> _Problem_: Keep only the lines that hold the string "Visites", filtering out the rest of the entries below.

(Figure record listings)
----------------
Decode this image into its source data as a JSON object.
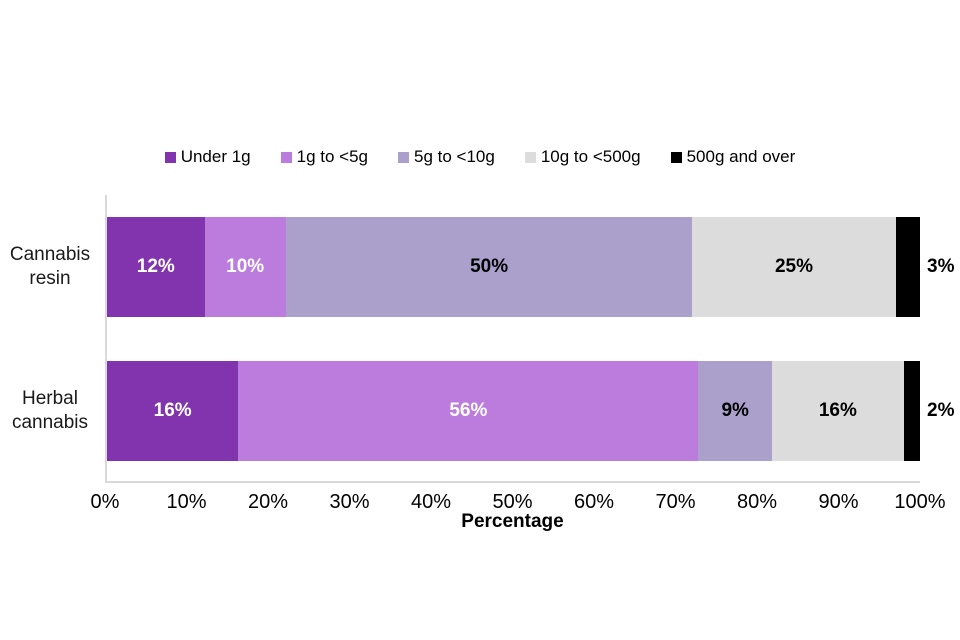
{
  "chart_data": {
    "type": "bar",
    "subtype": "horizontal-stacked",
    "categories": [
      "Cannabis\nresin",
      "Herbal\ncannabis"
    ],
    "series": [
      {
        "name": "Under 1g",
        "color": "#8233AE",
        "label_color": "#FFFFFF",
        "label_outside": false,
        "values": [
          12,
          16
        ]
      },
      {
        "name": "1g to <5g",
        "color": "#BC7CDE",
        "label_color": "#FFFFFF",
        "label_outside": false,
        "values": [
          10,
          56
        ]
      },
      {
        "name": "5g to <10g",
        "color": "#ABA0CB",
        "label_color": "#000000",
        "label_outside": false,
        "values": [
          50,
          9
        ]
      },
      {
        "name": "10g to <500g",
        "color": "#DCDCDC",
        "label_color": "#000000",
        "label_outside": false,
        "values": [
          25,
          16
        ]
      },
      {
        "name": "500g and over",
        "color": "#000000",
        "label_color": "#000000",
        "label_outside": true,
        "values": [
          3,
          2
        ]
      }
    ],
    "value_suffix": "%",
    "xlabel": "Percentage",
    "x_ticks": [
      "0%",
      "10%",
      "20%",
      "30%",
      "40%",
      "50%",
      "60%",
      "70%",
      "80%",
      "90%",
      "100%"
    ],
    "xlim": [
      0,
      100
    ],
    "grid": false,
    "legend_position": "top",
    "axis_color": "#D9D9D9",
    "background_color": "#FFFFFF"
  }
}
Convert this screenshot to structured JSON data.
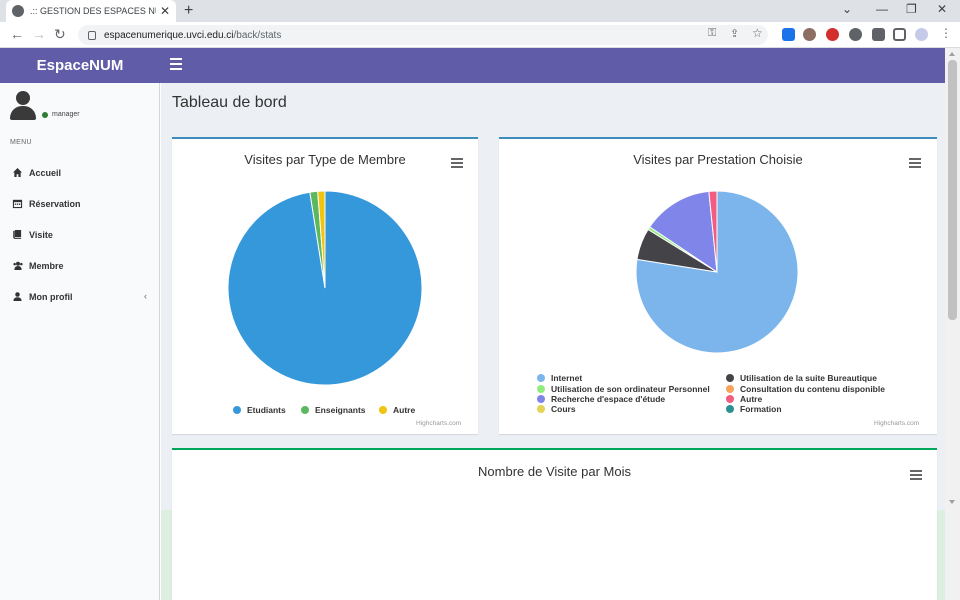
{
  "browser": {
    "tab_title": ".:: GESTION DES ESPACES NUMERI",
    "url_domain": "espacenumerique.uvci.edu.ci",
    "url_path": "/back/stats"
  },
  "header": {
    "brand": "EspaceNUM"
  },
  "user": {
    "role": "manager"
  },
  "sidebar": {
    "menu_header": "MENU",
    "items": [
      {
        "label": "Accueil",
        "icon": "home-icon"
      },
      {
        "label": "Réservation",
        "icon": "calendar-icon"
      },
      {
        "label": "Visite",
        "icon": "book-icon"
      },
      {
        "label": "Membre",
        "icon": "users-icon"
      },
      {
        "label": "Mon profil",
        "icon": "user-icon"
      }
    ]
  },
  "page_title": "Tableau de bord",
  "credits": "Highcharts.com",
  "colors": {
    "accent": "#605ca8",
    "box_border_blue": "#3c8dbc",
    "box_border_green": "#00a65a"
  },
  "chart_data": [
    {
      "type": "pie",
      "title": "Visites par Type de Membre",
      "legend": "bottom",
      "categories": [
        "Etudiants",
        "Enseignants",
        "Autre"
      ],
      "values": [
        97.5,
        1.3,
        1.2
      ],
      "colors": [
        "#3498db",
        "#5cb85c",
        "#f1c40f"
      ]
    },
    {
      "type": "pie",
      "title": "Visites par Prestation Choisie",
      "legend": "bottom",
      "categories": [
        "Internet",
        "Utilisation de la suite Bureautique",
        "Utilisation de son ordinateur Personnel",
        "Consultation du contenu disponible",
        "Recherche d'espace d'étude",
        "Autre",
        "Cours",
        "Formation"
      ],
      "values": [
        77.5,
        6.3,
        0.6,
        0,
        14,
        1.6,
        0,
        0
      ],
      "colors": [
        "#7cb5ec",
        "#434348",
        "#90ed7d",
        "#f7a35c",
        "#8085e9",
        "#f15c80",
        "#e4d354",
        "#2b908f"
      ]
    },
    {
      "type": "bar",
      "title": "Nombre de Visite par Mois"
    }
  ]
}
----------------
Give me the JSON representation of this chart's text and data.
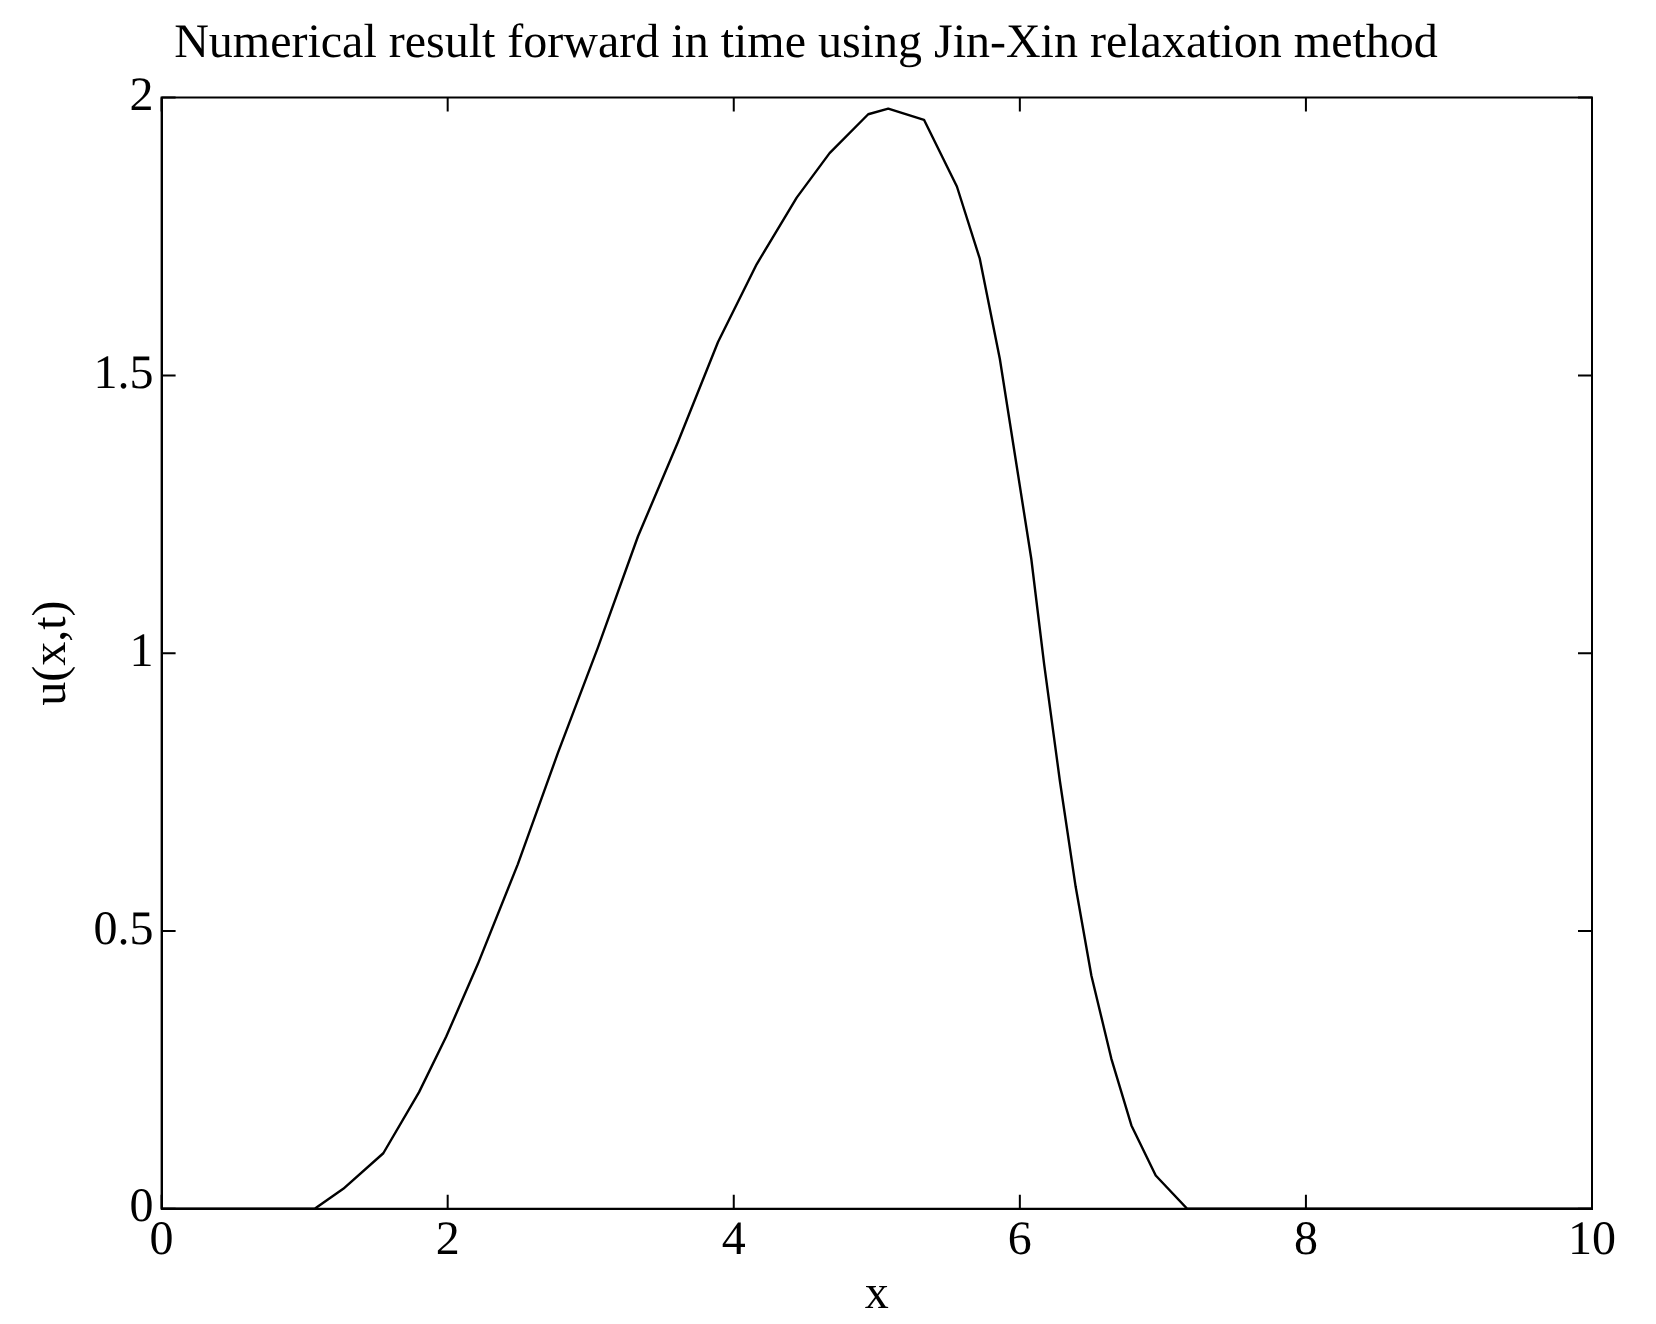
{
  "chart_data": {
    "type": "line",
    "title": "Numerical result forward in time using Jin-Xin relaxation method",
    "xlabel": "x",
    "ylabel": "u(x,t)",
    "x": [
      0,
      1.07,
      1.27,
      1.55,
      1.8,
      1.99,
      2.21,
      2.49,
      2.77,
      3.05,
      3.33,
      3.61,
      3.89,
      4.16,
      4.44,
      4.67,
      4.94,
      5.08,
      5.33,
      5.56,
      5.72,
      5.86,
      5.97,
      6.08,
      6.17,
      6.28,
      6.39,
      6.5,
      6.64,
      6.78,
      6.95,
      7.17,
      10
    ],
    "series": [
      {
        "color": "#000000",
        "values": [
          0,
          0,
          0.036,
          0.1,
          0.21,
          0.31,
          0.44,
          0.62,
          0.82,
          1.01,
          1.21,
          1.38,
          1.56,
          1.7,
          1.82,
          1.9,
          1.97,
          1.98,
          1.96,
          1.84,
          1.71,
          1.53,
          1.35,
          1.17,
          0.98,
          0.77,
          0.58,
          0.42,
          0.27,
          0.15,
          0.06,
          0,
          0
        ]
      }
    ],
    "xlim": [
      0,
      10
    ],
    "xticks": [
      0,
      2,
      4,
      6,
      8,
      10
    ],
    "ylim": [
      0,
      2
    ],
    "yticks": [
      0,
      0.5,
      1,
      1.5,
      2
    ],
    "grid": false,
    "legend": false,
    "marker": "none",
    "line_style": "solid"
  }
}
----------------
> _Task solution_:
      "title": "Visites par Type de Membre",
      "title": "Visites par Prestation Choisie",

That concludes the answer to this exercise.